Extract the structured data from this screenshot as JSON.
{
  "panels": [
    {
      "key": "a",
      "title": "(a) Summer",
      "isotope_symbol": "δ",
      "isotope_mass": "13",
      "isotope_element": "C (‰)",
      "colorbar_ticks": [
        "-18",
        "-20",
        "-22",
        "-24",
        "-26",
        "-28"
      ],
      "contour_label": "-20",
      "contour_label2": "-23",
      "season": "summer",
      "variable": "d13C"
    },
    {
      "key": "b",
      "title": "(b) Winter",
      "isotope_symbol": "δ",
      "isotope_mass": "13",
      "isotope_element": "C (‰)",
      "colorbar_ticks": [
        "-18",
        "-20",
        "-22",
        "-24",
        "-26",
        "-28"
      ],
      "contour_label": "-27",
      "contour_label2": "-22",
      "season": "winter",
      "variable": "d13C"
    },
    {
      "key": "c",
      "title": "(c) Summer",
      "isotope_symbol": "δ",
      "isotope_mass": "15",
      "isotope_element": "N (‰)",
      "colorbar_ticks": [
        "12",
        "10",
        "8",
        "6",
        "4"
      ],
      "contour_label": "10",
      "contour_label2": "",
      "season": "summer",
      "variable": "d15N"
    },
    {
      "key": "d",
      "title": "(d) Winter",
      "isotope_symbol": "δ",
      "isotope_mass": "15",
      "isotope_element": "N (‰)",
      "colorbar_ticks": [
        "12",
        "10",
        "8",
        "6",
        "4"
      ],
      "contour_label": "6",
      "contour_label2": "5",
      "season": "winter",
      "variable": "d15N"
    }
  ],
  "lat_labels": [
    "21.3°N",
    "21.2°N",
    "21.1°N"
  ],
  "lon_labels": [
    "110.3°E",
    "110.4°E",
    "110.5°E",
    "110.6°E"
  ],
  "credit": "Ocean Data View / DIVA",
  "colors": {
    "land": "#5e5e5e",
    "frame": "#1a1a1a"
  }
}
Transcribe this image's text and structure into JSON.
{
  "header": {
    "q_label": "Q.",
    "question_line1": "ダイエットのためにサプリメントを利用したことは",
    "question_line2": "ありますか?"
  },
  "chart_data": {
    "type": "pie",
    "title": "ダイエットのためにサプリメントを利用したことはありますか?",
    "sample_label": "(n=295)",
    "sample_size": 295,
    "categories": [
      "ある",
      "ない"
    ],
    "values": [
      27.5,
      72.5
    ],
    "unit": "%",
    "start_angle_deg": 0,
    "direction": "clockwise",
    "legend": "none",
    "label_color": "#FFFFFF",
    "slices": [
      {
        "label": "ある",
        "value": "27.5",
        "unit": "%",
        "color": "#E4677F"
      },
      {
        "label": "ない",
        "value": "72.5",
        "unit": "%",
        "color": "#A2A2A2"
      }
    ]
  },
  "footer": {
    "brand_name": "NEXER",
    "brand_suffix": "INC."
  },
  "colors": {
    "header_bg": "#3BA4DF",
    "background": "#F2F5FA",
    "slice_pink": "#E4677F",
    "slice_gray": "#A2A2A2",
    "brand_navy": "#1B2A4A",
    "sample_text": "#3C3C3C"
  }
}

# Written exercise:
Check every line in the material above for the string "this", then give only the number of lines that have it.

# Task result:
2